Records from a data collection
━━━━━━━━
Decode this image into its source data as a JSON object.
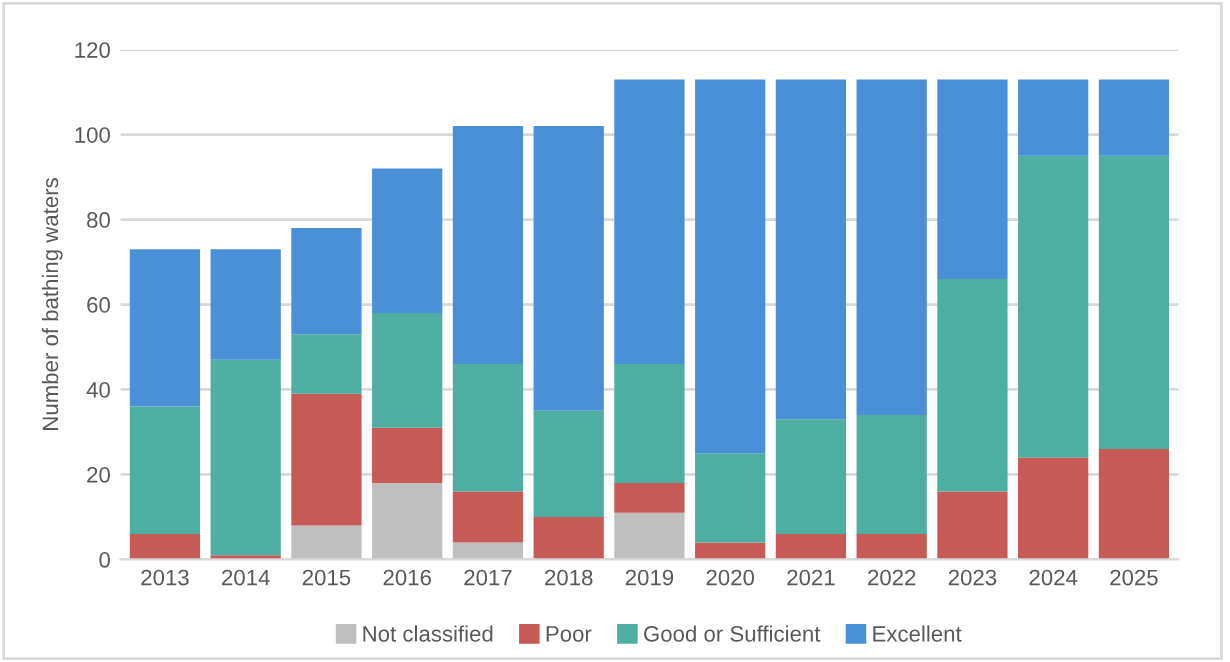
{
  "chart_data": {
    "type": "bar",
    "stacked": true,
    "ylabel": "Number of bathing waters",
    "categories": [
      "2013",
      "2014",
      "2015",
      "2016",
      "2017",
      "2018",
      "2019",
      "2020",
      "2021",
      "2022",
      "2023",
      "2024",
      "2025"
    ],
    "series": [
      {
        "name": "Not classified",
        "color": "#bfbfbf",
        "values": [
          0,
          0,
          8,
          18,
          4,
          0,
          11,
          0,
          0,
          0,
          0,
          0,
          0
        ]
      },
      {
        "name": "Poor",
        "color": "#c55a57",
        "values": [
          6,
          1,
          31,
          13,
          12,
          10,
          7,
          4,
          6,
          6,
          16,
          24,
          26
        ]
      },
      {
        "name": "Good or Sufficient",
        "color": "#4eaea2",
        "values": [
          30,
          46,
          14,
          27,
          30,
          25,
          28,
          21,
          27,
          28,
          50,
          71,
          69
        ]
      },
      {
        "name": "Excellent",
        "color": "#4a90d6",
        "values": [
          37,
          26,
          25,
          34,
          56,
          67,
          67,
          88,
          80,
          79,
          47,
          18,
          18
        ]
      }
    ],
    "ylim": [
      0,
      120
    ],
    "yticks": [
      0,
      20,
      40,
      60,
      80,
      100,
      120
    ],
    "grid": "y",
    "legend": "bottom"
  }
}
━━━━━━━━
> _WHAT THE TASK REQUIRES_
In this exercise, set down all of the data exactly, without the pictures.

> _OUTPUT BELOW_
Decode this image into its source data as a JSON object.
{
  "chart_data": {
    "type": "bar",
    "stacked": true,
    "ylabel": "Number of bathing waters",
    "categories": [
      "2013",
      "2014",
      "2015",
      "2016",
      "2017",
      "2018",
      "2019",
      "2020",
      "2021",
      "2022",
      "2023",
      "2024",
      "2025"
    ],
    "series": [
      {
        "name": "Not classified",
        "color": "#bfbfbf",
        "values": [
          0,
          0,
          8,
          18,
          4,
          0,
          11,
          0,
          0,
          0,
          0,
          0,
          0
        ]
      },
      {
        "name": "Poor",
        "color": "#c55a57",
        "values": [
          6,
          1,
          31,
          13,
          12,
          10,
          7,
          4,
          6,
          6,
          16,
          24,
          26
        ]
      },
      {
        "name": "Good or Sufficient",
        "color": "#4eaea2",
        "values": [
          30,
          46,
          14,
          27,
          30,
          25,
          28,
          21,
          27,
          28,
          50,
          71,
          69
        ]
      },
      {
        "name": "Excellent",
        "color": "#4a90d6",
        "values": [
          37,
          26,
          25,
          34,
          56,
          67,
          67,
          88,
          80,
          79,
          47,
          18,
          18
        ]
      }
    ],
    "ylim": [
      0,
      120
    ],
    "yticks": [
      0,
      20,
      40,
      60,
      80,
      100,
      120
    ],
    "grid": "y",
    "legend": "bottom"
  }
}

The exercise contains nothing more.